## STATED TASK
Please transcribe the records precisely; pictures stay out of your copy.

Records contained in a dataset
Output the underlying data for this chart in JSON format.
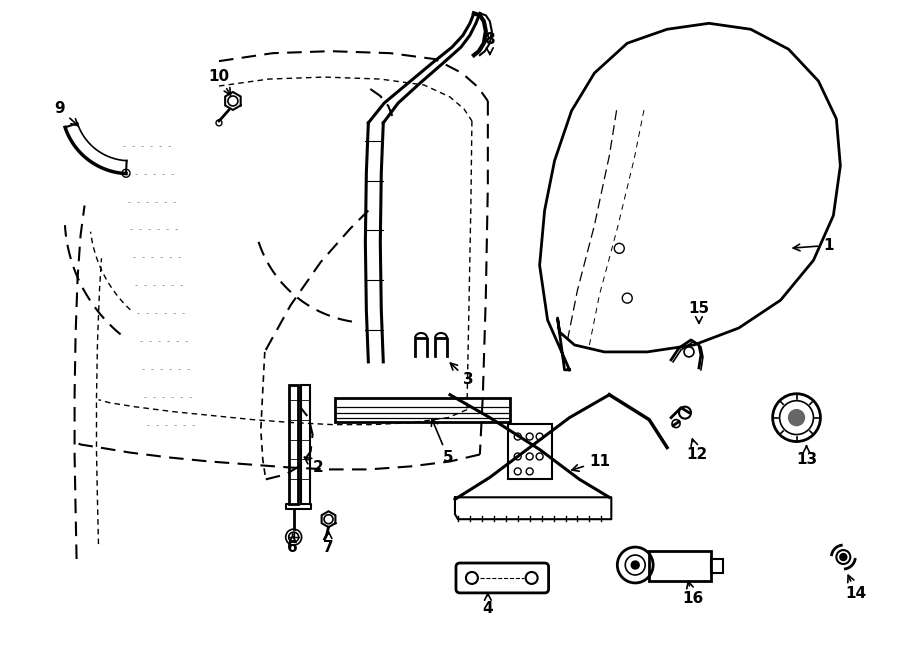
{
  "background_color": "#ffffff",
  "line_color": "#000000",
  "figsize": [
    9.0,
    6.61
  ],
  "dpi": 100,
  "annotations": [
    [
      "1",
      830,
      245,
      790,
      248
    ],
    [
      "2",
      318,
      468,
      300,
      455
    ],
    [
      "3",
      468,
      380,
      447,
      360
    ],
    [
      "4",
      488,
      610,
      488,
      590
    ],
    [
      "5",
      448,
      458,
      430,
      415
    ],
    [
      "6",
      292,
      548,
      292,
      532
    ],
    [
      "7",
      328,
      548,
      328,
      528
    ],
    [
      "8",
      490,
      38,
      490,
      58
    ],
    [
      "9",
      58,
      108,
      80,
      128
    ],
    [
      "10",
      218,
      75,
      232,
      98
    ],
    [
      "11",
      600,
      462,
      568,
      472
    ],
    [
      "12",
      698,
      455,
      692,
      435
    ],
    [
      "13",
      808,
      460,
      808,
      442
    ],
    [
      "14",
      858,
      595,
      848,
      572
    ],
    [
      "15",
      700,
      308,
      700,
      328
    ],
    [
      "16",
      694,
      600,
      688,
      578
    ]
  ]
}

## CORRECT ANSWER
Output the underlying data for this chart in JSON format.
{
  "background_color": "#ffffff",
  "line_color": "#000000",
  "figsize": [
    9.0,
    6.61
  ],
  "dpi": 100,
  "annotations": [
    [
      "1",
      830,
      245,
      790,
      248
    ],
    [
      "2",
      318,
      468,
      300,
      455
    ],
    [
      "3",
      468,
      380,
      447,
      360
    ],
    [
      "4",
      488,
      610,
      488,
      590
    ],
    [
      "5",
      448,
      458,
      430,
      415
    ],
    [
      "6",
      292,
      548,
      292,
      532
    ],
    [
      "7",
      328,
      548,
      328,
      528
    ],
    [
      "8",
      490,
      38,
      490,
      58
    ],
    [
      "9",
      58,
      108,
      80,
      128
    ],
    [
      "10",
      218,
      75,
      232,
      98
    ],
    [
      "11",
      600,
      462,
      568,
      472
    ],
    [
      "12",
      698,
      455,
      692,
      435
    ],
    [
      "13",
      808,
      460,
      808,
      442
    ],
    [
      "14",
      858,
      595,
      848,
      572
    ],
    [
      "15",
      700,
      308,
      700,
      328
    ],
    [
      "16",
      694,
      600,
      688,
      578
    ]
  ]
}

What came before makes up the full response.